■ INSTRUCTIONS TO FOLLOW: Leave the pictures aside and write out exactly every line from the one containing "What data populates" through the last line.
[start RECORDS]
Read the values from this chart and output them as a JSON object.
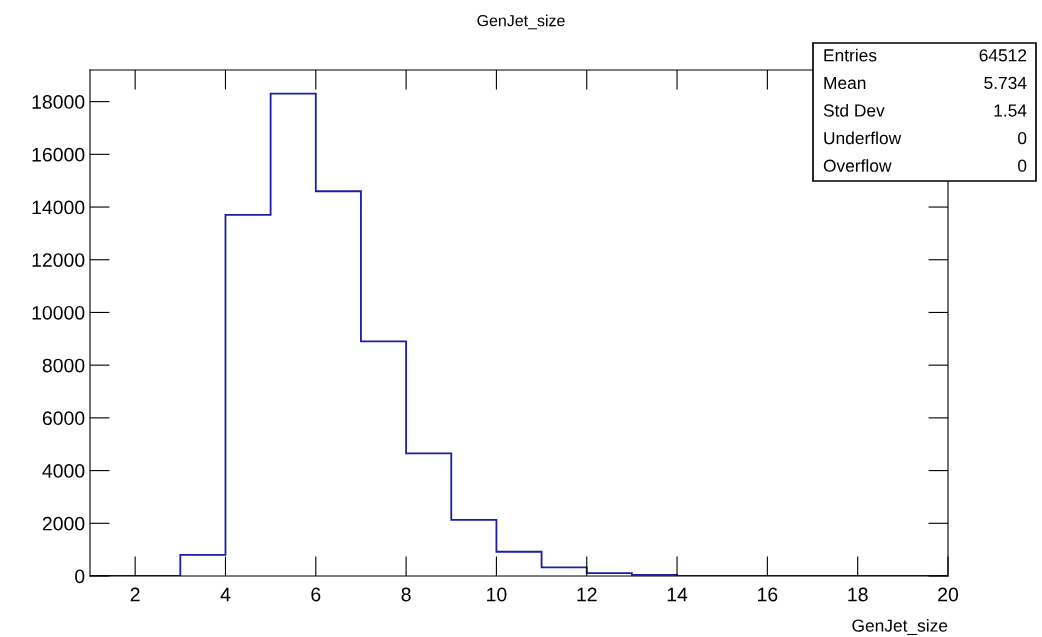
{
  "chart_data": {
    "type": "histogram",
    "title": "GenJet_size",
    "xlabel": "GenJet_size",
    "bins": [
      1,
      2,
      3,
      4,
      5,
      6,
      7,
      8,
      9,
      10,
      11,
      12,
      13,
      14,
      15,
      16,
      17,
      18,
      19,
      20
    ],
    "values": [
      0,
      0,
      800,
      13700,
      18300,
      14600,
      8900,
      4650,
      2130,
      920,
      330,
      110,
      40,
      0,
      0,
      0,
      0,
      0,
      0
    ],
    "color": "#1c1ca8",
    "xlim": [
      1,
      20
    ],
    "xticks": [
      2,
      4,
      6,
      8,
      10,
      12,
      14,
      16,
      18,
      20
    ],
    "ylim": [
      0,
      19200
    ],
    "yticks": [
      0,
      2000,
      4000,
      6000,
      8000,
      10000,
      12000,
      14000,
      16000,
      18000
    ],
    "annotations": [
      "Entries",
      "64512",
      "Mean",
      "5.734",
      "Std Dev",
      "1.54",
      "Underflow",
      "0",
      "Overflow",
      "0"
    ],
    "grid": false,
    "legend": false
  }
}
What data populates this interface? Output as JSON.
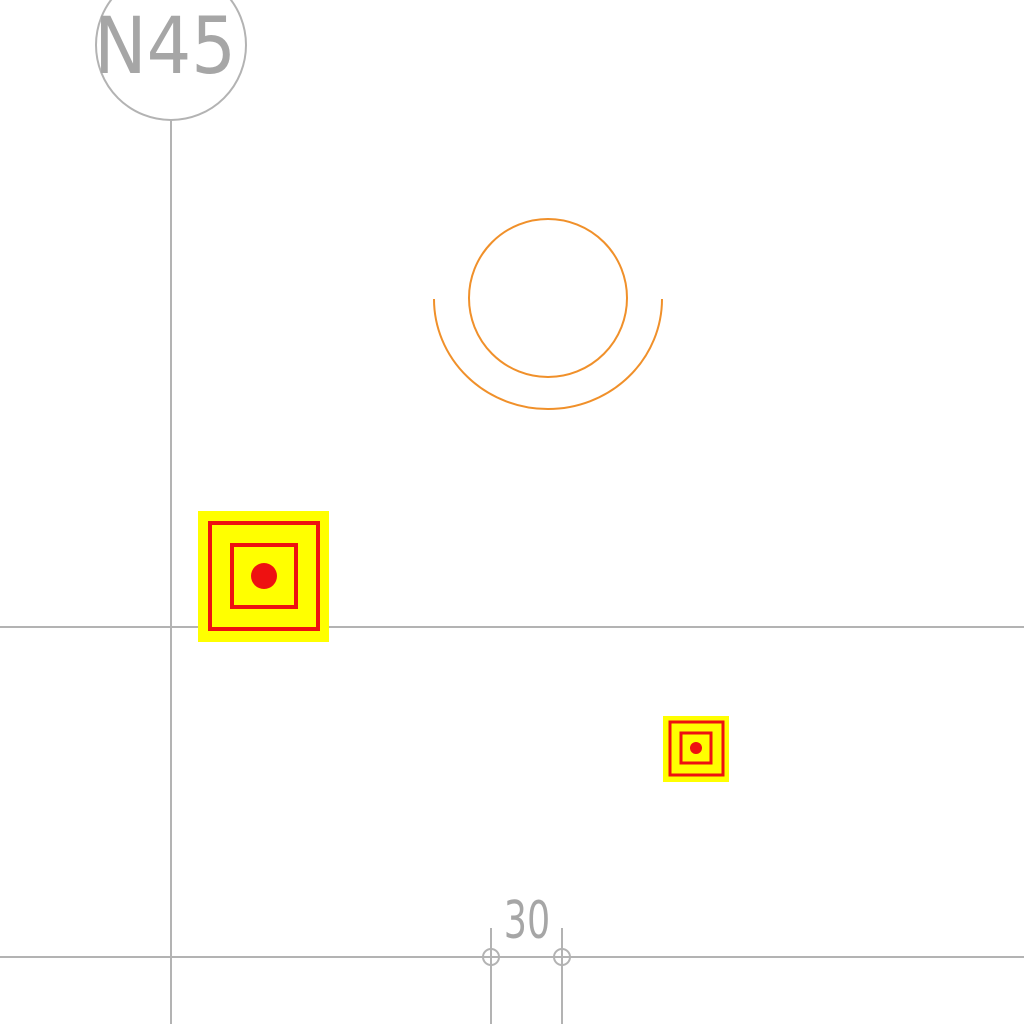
{
  "grid_label": "N45",
  "dimension_label": "30",
  "colors": {
    "background": "#ffffff",
    "grid_line": "#b3b3b3",
    "label_text": "#a6a6a6",
    "arc_symbol": "#f0902a",
    "marker_fill": "#ffff00",
    "marker_stroke": "#ee1111"
  },
  "symbols": {
    "grid_bubble": "circle-grid-bubble",
    "fixture_symbol": "orange-circle-arc-symbol",
    "markers": [
      "large-square-target-marker",
      "small-square-target-marker"
    ]
  }
}
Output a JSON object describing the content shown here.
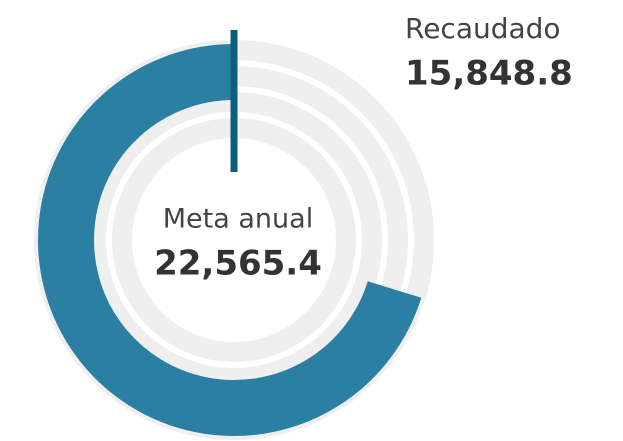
{
  "chart_data": {
    "type": "radial_gauge",
    "series": [
      {
        "name": "Recaudado",
        "values": [
          15848.8
        ],
        "value_labels": [
          "15,848.8"
        ],
        "color": "#2a7fa3"
      }
    ],
    "target": {
      "name": "Meta anual",
      "value": 22565.4,
      "label": "22,565.4",
      "color": "#0d5e7d"
    }
  }
}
[end RECORDS]
■ FINAL RESULT:
What data populates this interface? Output as JSON.
{
  "grid_label": "N45",
  "dimension_label": "30",
  "colors": {
    "background": "#ffffff",
    "grid_line": "#b3b3b3",
    "label_text": "#a6a6a6",
    "arc_symbol": "#f0902a",
    "marker_fill": "#ffff00",
    "marker_stroke": "#ee1111"
  },
  "symbols": {
    "grid_bubble": "circle-grid-bubble",
    "fixture_symbol": "orange-circle-arc-symbol",
    "markers": [
      "large-square-target-marker",
      "small-square-target-marker"
    ]
  }
}
Output a JSON object describing the content shown here.
{
  "chart_data": {
    "type": "radial_gauge",
    "series": [
      {
        "name": "Recaudado",
        "values": [
          15848.8
        ],
        "value_labels": [
          "15,848.8"
        ],
        "color": "#2a7fa3"
      }
    ],
    "target": {
      "name": "Meta anual",
      "value": 22565.4,
      "label": "22,565.4",
      "color": "#0d5e7d"
    }
  }
}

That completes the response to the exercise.